Dataset entries:
= = = = = = =

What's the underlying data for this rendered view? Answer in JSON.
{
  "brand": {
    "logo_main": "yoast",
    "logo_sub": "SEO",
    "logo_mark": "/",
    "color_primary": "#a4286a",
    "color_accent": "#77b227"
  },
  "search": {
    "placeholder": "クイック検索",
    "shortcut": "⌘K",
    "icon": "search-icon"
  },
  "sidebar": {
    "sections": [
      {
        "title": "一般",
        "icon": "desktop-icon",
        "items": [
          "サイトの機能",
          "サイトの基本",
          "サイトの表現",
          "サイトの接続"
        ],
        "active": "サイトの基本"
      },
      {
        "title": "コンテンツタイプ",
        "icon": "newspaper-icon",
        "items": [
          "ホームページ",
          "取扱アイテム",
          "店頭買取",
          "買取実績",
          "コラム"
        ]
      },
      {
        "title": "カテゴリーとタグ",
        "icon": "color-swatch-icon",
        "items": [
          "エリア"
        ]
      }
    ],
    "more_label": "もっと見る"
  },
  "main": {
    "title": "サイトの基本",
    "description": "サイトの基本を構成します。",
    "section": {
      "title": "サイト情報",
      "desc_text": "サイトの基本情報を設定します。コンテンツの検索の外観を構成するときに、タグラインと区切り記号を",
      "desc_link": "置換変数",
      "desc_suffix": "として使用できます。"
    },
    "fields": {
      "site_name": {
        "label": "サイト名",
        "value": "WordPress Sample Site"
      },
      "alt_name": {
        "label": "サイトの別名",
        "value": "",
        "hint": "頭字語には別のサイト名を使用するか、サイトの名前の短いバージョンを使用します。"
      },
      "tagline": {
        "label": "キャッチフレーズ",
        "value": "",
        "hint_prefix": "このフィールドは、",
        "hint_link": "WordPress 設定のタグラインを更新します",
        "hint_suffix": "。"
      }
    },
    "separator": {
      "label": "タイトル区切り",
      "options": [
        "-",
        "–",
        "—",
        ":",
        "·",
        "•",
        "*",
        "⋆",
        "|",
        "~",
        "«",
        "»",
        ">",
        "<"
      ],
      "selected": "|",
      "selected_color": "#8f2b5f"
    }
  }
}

= = = = = = =

Using the entries above, please restate each one word for word.

* Result of this task
What's the underlying data for this rendered view? Answer in JSON.
{
  "brand": {
    "logo_main": "yoast",
    "logo_sub": "SEO",
    "logo_mark": "/",
    "color_primary": "#a4286a",
    "color_accent": "#77b227"
  },
  "search": {
    "placeholder": "クイック検索",
    "shortcut": "⌘K",
    "icon": "search-icon"
  },
  "sidebar": {
    "sections": [
      {
        "title": "一般",
        "icon": "desktop-icon",
        "items": [
          "サイトの機能",
          "サイトの基本",
          "サイトの表現",
          "サイトの接続"
        ],
        "active": "サイトの基本"
      },
      {
        "title": "コンテンツタイプ",
        "icon": "newspaper-icon",
        "items": [
          "ホームページ",
          "取扱アイテム",
          "店頭買取",
          "買取実績",
          "コラム"
        ]
      },
      {
        "title": "カテゴリーとタグ",
        "icon": "color-swatch-icon",
        "items": [
          "エリア"
        ]
      }
    ],
    "more_label": "もっと見る"
  },
  "main": {
    "title": "サイトの基本",
    "description": "サイトの基本を構成します。",
    "section": {
      "title": "サイト情報",
      "desc_text": "サイトの基本情報を設定します。コンテンツの検索の外観を構成するときに、タグラインと区切り記号を",
      "desc_link": "置換変数",
      "desc_suffix": "として使用できます。"
    },
    "fields": {
      "site_name": {
        "label": "サイト名",
        "value": "WordPress Sample Site"
      },
      "alt_name": {
        "label": "サイトの別名",
        "value": "",
        "hint": "頭字語には別のサイト名を使用するか、サイトの名前の短いバージョンを使用します。"
      },
      "tagline": {
        "label": "キャッチフレーズ",
        "value": "",
        "hint_prefix": "このフィールドは、",
        "hint_link": "WordPress 設定のタグラインを更新します",
        "hint_suffix": "。"
      }
    },
    "separator": {
      "label": "タイトル区切り",
      "options": [
        "-",
        "–",
        "—",
        ":",
        "·",
        "•",
        "*",
        "⋆",
        "|",
        "~",
        "«",
        "»",
        ">",
        "<"
      ],
      "selected": "|",
      "selected_color": "#8f2b5f"
    }
  }
}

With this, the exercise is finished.